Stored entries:
────

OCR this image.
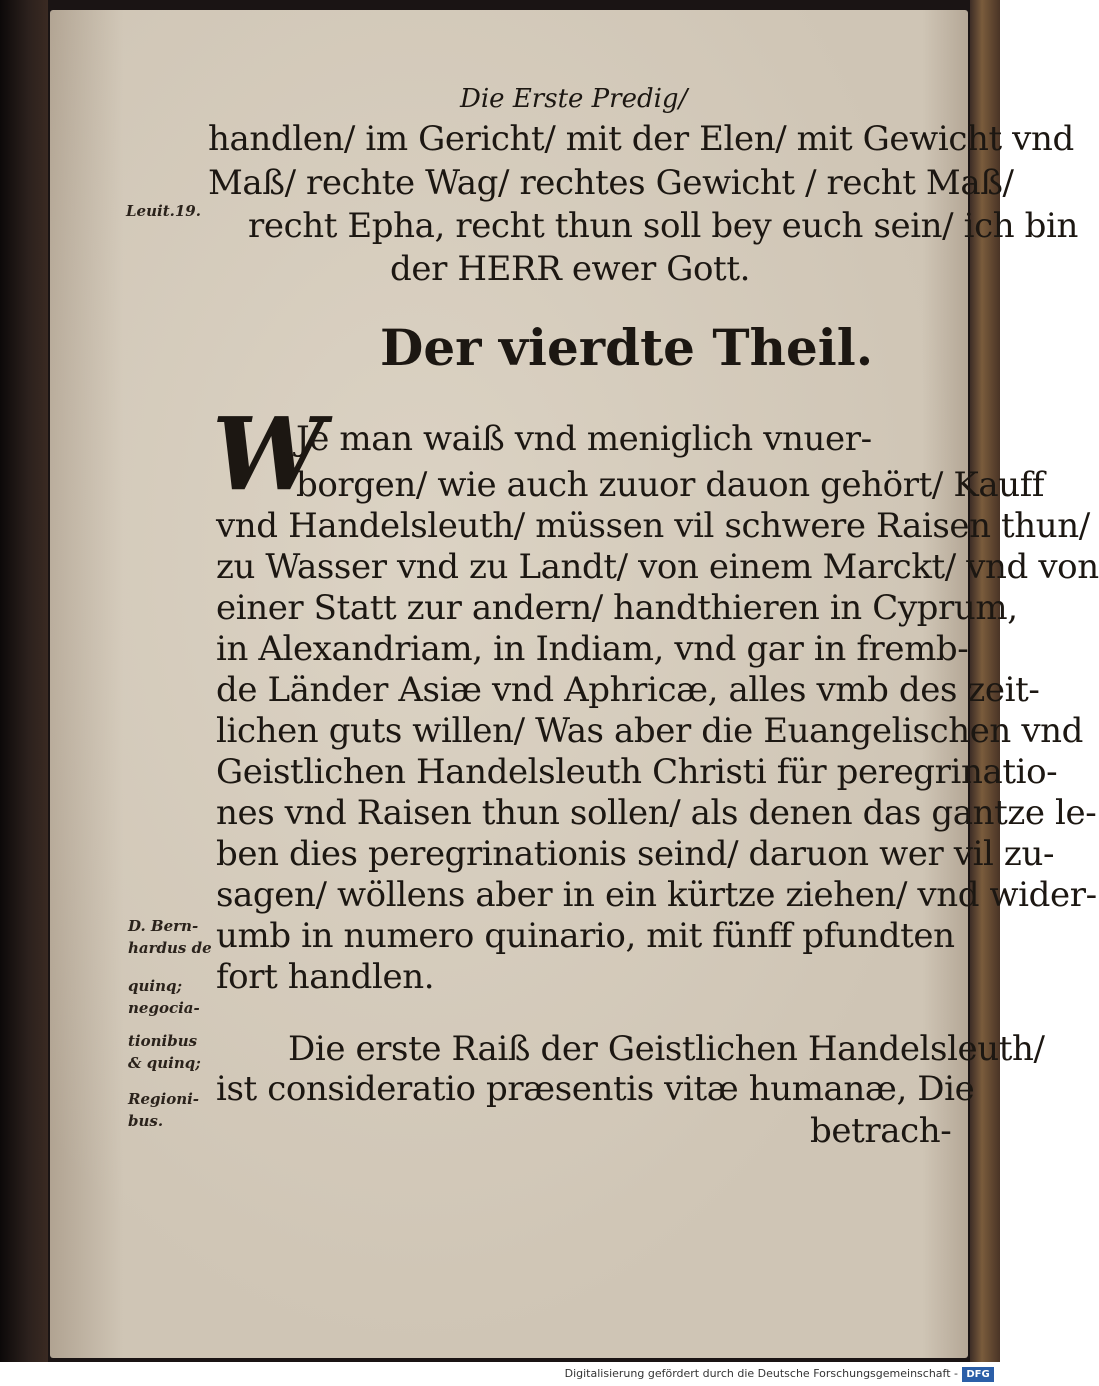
Die Erste Predig/
handlen/ im Gericht/ mit der Elen/ mit Gewicht vnd
Maß/ rechte Wag/ rechtes Gewicht / recht Maß/
Leuit.19. recht Epha, recht thun soll bey euch sein/ ich bin
der HERR ewer Gott.
Der vierdte Theil.
W
Je man waiß vnd meniglich vnuer-
borgen/ wie auch zuuor dauon gehört/ Kauff
vnd Handelsleuth/ müssen vil schwere Raisen thun/
zu Wasser vnd zu Landt/ von einem Marckt/ vnd von
einer Statt zur andern/ handthieren in Cyprum,
in Alexandriam, in Indiam, vnd gar in fremb-
de Länder Asiæ vnd Aphricæ, alles vmb des zeit-
lichen guts willen/ Was aber die Euangelischen vnd
Geistlichen Handelsleuth Christi für peregrinatio-
nes vnd Raisen thun sollen/ als denen das gantze le-
ben dies peregrinationis seind/ daruon wer vil zu-
sagen/ wöllens aber in ein kürtze ziehen/ vnd wider-
umb in numero quinario, mit fünff pfundten
fort handlen.
D. Bern-
hardus de
quinq;
negocia-
tionibus
& quinq;
Regioni-
bus.
Die erste Raiß der Geistlichen Handelsleuth/
ist consideratio præsentis vitæ humanæ, Die
betrach-
Digitalisierung gefördert durch die Deutsche Forschungsgemeinschaft - DFG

────

THE PROBLEM » Transcribe the whole listing exactly. Pictures are excluded.

EXERCISE RESULT »
OCR this image.
Die Erste Predig/
handlen/ im Gericht/ mit der Elen/ mit Gewicht vnd
Maß/ rechte Wag/ rechtes Gewicht / recht Maß/
Leuit.19. recht Epha, recht thun soll bey euch sein/ ich bin
der HERR ewer Gott.
Der vierdte Theil.
W
Je man waiß vnd meniglich vnuer-
borgen/ wie auch zuuor dauon gehört/ Kauff
vnd Handelsleuth/ müssen vil schwere Raisen thun/
zu Wasser vnd zu Landt/ von einem Marckt/ vnd von
einer Statt zur andern/ handthieren in Cyprum,
in Alexandriam, in Indiam, vnd gar in fremb-
de Länder Asiæ vnd Aphricæ, alles vmb des zeit-
lichen guts willen/ Was aber die Euangelischen vnd
Geistlichen Handelsleuth Christi für peregrinatio-
nes vnd Raisen thun sollen/ als denen das gantze le-
ben dies peregrinationis seind/ daruon wer vil zu-
sagen/ wöllens aber in ein kürtze ziehen/ vnd wider-
umb in numero quinario, mit fünff pfundten
fort handlen.
D. Bern-
hardus de
quinq;
negocia-
tionibus
& quinq;
Regioni-
bus.
Die erste Raiß der Geistlichen Handelsleuth/
ist consideratio præsentis vitæ humanæ, Die
betrach-
Digitalisierung gefördert durch die Deutsche Forschungsgemeinschaft - DFG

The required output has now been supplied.